Supplied information:
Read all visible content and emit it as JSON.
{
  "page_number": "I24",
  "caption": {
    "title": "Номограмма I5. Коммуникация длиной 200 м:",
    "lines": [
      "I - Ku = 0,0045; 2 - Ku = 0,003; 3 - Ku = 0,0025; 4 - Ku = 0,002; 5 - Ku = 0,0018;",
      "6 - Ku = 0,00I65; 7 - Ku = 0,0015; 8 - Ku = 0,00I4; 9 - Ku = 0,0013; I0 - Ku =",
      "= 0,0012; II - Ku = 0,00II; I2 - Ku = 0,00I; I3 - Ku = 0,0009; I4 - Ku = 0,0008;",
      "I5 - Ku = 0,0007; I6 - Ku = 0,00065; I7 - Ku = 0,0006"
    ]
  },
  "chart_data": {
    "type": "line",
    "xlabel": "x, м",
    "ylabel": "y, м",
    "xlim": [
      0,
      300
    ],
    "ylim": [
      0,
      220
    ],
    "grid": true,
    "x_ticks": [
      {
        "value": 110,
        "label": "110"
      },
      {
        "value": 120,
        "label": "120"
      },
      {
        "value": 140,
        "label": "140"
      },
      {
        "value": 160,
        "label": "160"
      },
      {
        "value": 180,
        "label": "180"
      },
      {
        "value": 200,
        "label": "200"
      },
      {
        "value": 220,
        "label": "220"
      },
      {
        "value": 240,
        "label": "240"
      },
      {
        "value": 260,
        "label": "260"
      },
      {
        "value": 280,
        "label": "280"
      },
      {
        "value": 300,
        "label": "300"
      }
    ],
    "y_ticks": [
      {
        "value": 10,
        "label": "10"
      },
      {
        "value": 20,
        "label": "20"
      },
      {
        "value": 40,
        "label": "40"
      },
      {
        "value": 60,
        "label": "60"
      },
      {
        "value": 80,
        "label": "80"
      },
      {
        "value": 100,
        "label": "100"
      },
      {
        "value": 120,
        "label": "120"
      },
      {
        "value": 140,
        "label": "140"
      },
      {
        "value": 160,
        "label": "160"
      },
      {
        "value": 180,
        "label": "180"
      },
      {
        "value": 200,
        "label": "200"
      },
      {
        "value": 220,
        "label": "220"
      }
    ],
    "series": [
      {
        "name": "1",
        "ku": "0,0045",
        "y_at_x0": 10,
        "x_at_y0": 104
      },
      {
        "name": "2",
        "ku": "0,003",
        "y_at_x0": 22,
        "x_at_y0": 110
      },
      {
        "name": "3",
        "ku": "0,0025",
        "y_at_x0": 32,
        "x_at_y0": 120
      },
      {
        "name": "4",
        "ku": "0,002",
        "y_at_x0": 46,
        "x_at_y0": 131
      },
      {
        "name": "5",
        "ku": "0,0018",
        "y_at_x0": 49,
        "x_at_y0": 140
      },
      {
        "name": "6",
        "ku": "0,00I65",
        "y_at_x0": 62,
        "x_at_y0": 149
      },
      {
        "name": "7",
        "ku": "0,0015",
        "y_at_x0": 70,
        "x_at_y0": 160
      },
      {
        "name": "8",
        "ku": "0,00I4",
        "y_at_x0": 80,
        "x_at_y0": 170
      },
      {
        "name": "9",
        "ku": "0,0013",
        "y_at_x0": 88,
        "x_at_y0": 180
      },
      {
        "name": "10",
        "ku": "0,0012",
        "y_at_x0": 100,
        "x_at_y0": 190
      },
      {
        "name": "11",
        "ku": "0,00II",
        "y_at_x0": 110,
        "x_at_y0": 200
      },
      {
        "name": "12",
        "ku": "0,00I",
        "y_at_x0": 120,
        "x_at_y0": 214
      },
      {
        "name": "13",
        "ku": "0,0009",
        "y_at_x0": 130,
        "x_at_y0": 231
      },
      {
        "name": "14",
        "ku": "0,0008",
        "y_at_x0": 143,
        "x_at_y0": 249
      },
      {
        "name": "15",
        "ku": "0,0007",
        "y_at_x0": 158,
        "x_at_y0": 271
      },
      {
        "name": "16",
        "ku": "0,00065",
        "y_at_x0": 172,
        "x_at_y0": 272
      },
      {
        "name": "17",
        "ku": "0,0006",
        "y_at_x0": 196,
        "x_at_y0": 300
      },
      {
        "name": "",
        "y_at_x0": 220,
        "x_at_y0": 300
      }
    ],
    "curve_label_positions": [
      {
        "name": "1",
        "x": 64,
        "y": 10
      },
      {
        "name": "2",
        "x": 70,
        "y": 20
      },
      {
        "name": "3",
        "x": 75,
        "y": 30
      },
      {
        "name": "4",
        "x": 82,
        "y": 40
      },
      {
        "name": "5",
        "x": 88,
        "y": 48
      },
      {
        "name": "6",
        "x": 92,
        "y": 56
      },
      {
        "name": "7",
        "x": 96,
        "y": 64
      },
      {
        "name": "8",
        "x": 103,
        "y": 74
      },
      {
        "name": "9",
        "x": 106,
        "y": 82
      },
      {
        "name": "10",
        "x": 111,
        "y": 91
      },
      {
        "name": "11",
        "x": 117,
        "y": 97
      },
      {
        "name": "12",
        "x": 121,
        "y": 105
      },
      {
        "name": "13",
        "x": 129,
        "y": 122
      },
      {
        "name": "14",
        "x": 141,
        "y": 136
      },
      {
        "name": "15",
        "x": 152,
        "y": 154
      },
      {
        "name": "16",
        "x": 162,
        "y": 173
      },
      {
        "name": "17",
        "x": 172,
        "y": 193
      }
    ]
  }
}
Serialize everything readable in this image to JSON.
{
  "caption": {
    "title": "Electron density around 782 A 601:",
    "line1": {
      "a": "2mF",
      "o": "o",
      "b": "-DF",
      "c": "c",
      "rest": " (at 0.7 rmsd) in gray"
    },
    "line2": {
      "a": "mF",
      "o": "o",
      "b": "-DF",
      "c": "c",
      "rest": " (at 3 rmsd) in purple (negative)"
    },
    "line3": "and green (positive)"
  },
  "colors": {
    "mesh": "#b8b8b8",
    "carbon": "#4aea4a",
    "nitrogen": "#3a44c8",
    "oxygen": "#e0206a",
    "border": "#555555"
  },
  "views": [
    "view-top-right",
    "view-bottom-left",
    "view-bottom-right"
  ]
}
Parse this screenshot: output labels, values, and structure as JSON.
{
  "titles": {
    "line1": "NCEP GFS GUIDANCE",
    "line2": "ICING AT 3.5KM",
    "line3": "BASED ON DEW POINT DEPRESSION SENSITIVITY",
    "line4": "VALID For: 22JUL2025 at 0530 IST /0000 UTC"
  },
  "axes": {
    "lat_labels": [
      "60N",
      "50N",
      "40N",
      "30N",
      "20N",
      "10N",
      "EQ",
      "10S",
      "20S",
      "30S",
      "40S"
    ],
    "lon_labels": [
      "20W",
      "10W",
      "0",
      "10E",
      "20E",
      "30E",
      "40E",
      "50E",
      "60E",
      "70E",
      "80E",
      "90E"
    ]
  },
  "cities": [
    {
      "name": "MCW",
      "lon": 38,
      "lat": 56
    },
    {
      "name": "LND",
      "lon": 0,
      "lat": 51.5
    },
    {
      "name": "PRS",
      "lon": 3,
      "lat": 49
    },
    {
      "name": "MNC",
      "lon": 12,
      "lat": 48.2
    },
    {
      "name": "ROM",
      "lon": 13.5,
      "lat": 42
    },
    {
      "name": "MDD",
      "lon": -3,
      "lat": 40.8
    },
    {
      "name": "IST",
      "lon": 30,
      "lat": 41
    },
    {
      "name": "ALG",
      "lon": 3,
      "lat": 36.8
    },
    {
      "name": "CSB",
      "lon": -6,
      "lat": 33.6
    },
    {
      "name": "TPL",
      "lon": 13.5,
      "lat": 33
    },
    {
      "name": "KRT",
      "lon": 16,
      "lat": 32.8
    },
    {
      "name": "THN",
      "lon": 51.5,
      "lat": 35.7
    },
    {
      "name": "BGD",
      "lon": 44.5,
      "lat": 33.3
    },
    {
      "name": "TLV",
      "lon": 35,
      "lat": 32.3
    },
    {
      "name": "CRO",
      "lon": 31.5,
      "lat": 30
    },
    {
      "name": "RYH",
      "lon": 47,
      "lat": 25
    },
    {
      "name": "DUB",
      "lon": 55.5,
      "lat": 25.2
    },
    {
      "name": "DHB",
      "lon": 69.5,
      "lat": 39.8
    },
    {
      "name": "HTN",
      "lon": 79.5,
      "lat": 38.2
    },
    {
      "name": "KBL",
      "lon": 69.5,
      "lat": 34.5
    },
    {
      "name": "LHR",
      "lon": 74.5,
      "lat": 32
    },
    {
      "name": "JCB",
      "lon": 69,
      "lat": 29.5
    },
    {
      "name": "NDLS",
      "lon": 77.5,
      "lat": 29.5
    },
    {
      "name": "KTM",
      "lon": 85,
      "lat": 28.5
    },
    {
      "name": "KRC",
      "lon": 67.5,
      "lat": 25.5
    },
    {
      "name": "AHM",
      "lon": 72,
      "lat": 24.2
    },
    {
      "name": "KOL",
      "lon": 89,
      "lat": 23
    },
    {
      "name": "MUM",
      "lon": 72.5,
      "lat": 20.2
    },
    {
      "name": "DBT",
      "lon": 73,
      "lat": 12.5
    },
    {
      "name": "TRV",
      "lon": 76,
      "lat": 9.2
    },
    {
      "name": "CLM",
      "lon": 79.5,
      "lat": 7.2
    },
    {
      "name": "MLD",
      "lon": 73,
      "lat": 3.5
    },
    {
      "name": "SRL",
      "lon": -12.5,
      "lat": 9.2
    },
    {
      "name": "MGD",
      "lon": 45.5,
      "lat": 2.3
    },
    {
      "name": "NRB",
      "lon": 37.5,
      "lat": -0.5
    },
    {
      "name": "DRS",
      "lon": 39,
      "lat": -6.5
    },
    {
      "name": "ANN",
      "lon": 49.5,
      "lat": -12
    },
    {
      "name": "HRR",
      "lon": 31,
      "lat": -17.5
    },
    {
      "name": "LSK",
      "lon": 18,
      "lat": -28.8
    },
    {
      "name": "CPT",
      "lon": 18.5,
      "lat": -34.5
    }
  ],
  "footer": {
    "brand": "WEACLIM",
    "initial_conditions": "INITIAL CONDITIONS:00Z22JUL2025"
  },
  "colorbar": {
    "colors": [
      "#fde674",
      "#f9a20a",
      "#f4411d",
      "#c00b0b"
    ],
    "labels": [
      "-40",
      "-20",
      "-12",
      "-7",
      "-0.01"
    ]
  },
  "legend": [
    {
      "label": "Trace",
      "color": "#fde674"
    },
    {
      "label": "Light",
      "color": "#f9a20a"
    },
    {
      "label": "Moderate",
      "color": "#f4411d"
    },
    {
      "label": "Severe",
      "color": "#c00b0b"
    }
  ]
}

What is needed: State how many lines of the listing include "rest", and nothing more.

Output: 2